■ **Exercise instructions**: Output each line of the material exactly as it stands.

■ **Task inputs**:
:::::
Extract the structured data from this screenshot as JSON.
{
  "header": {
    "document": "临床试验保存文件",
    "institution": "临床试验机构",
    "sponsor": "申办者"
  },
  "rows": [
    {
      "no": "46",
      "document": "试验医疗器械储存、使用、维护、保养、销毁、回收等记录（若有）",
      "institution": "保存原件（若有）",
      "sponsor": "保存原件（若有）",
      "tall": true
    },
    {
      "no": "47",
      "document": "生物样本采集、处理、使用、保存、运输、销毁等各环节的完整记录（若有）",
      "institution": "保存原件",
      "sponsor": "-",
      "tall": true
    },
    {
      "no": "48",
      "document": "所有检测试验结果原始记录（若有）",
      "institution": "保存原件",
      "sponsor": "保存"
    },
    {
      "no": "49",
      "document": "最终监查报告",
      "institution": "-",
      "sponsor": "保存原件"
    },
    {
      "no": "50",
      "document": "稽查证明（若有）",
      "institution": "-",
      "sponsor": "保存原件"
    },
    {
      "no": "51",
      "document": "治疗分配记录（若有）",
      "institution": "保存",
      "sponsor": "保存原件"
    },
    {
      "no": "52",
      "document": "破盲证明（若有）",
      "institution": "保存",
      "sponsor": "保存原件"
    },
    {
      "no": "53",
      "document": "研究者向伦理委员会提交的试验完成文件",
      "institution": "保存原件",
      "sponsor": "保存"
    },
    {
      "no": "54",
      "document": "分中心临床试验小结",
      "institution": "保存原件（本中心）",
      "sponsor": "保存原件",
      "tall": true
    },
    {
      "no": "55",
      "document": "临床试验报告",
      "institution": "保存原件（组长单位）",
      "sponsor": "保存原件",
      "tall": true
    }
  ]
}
:::::
■ **Final result**:
Extract the structured data from this screenshot as JSON.
{
  "header": {
    "document": "临床试验保存文件",
    "institution": "临床试验机构",
    "sponsor": "申办者"
  },
  "rows": [
    {
      "no": "46",
      "document": "试验医疗器械储存、使用、维护、保养、销毁、回收等记录（若有）",
      "institution": "保存原件（若有）",
      "sponsor": "保存原件（若有）",
      "tall": true
    },
    {
      "no": "47",
      "document": "生物样本采集、处理、使用、保存、运输、销毁等各环节的完整记录（若有）",
      "institution": "保存原件",
      "sponsor": "-",
      "tall": true
    },
    {
      "no": "48",
      "document": "所有检测试验结果原始记录（若有）",
      "institution": "保存原件",
      "sponsor": "保存"
    },
    {
      "no": "49",
      "document": "最终监查报告",
      "institution": "-",
      "sponsor": "保存原件"
    },
    {
      "no": "50",
      "document": "稽查证明（若有）",
      "institution": "-",
      "sponsor": "保存原件"
    },
    {
      "no": "51",
      "document": "治疗分配记录（若有）",
      "institution": "保存",
      "sponsor": "保存原件"
    },
    {
      "no": "52",
      "document": "破盲证明（若有）",
      "institution": "保存",
      "sponsor": "保存原件"
    },
    {
      "no": "53",
      "document": "研究者向伦理委员会提交的试验完成文件",
      "institution": "保存原件",
      "sponsor": "保存"
    },
    {
      "no": "54",
      "document": "分中心临床试验小结",
      "institution": "保存原件（本中心）",
      "sponsor": "保存原件",
      "tall": true
    },
    {
      "no": "55",
      "document": "临床试验报告",
      "institution": "保存原件（组长单位）",
      "sponsor": "保存原件",
      "tall": true
    }
  ]
}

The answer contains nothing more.